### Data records
· · · · ·
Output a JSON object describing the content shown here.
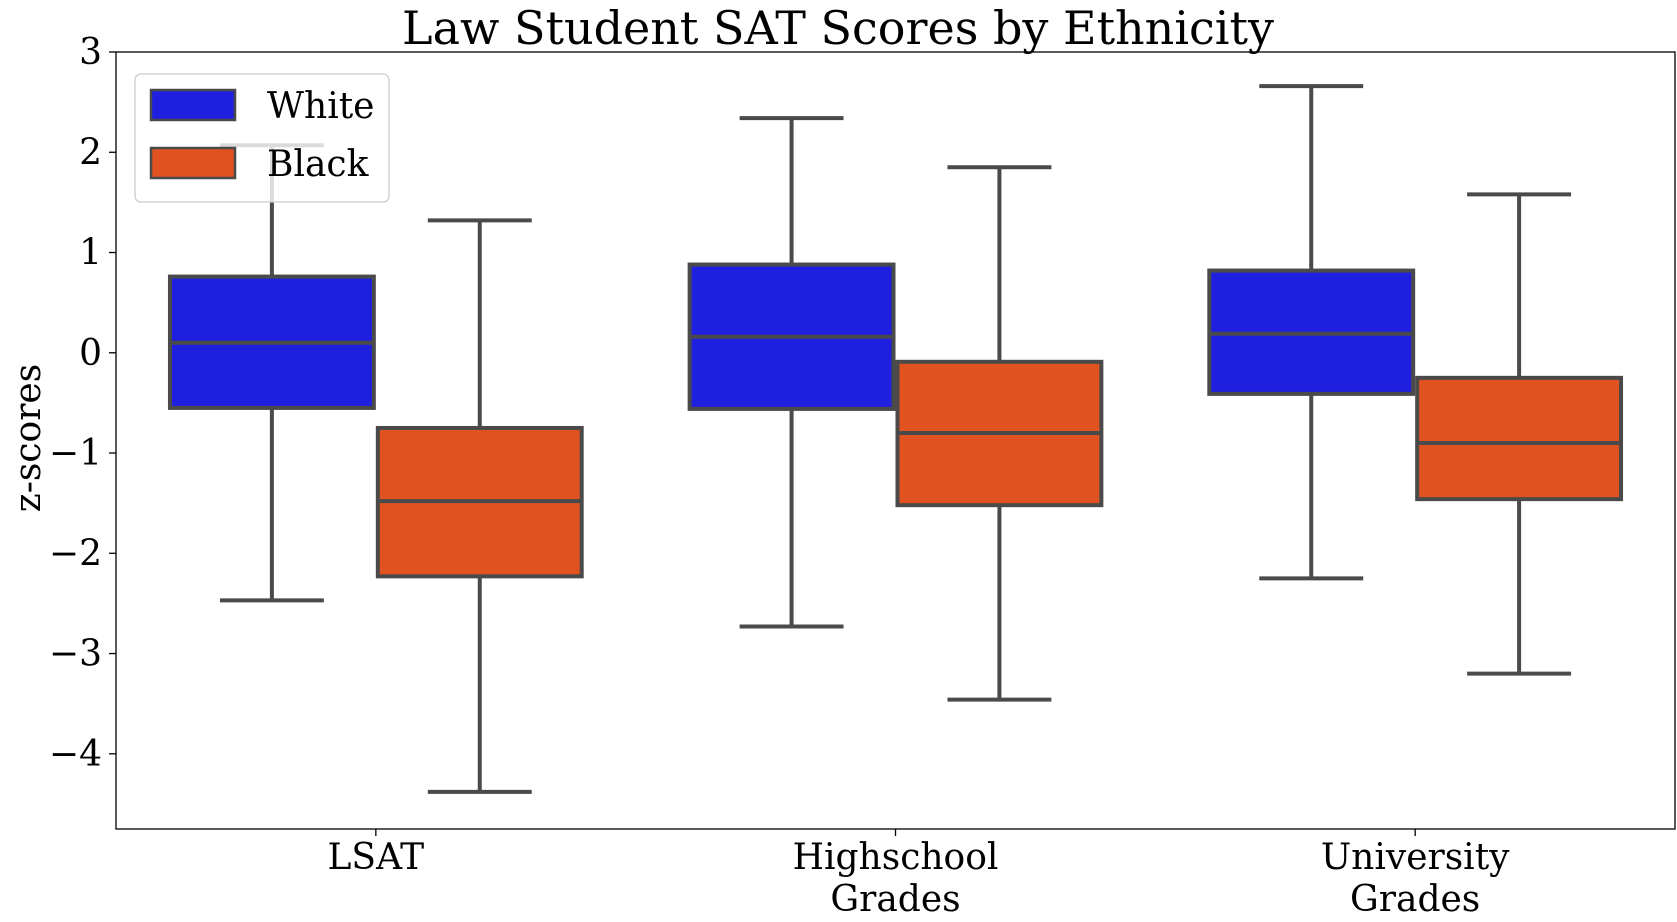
{
  "chart_data": {
    "type": "box",
    "title": "Law Student SAT Scores by Ethnicity",
    "xlabel": "",
    "ylabel": "z-scores",
    "ylim": [
      -4.75,
      3.0
    ],
    "yticks": [
      3,
      2,
      1,
      0,
      -1,
      -2,
      -3,
      -4
    ],
    "ytick_labels": [
      "3",
      "2",
      "1",
      "0",
      "−1",
      "−2",
      "−3",
      "−4"
    ],
    "categories": [
      [
        "LSAT"
      ],
      [
        "Highschool",
        "Grades"
      ],
      [
        "University",
        "Grades"
      ]
    ],
    "legend": {
      "position": "upper-left"
    },
    "series": [
      {
        "name": "White",
        "color": "#1f1fe0",
        "boxes": [
          {
            "whislo": -2.47,
            "q1": -0.55,
            "med": 0.1,
            "q3": 0.76,
            "whishi": 2.07
          },
          {
            "whislo": -2.73,
            "q1": -0.56,
            "med": 0.16,
            "q3": 0.88,
            "whishi": 2.34
          },
          {
            "whislo": -2.25,
            "q1": -0.41,
            "med": 0.19,
            "q3": 0.82,
            "whishi": 2.66
          }
        ]
      },
      {
        "name": "Black",
        "color": "#e05320",
        "boxes": [
          {
            "whislo": -4.38,
            "q1": -2.23,
            "med": -1.48,
            "q3": -0.75,
            "whishi": 1.32
          },
          {
            "whislo": -3.46,
            "q1": -1.52,
            "med": -0.8,
            "q3": -0.09,
            "whishi": 1.85
          },
          {
            "whislo": -3.2,
            "q1": -1.46,
            "med": -0.9,
            "q3": -0.25,
            "whishi": 1.58
          }
        ]
      }
    ],
    "edge_color": "#4a4a4a"
  }
}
· · · · ·
Give back only a number, the number of lines where the string "whislo" occurs.

6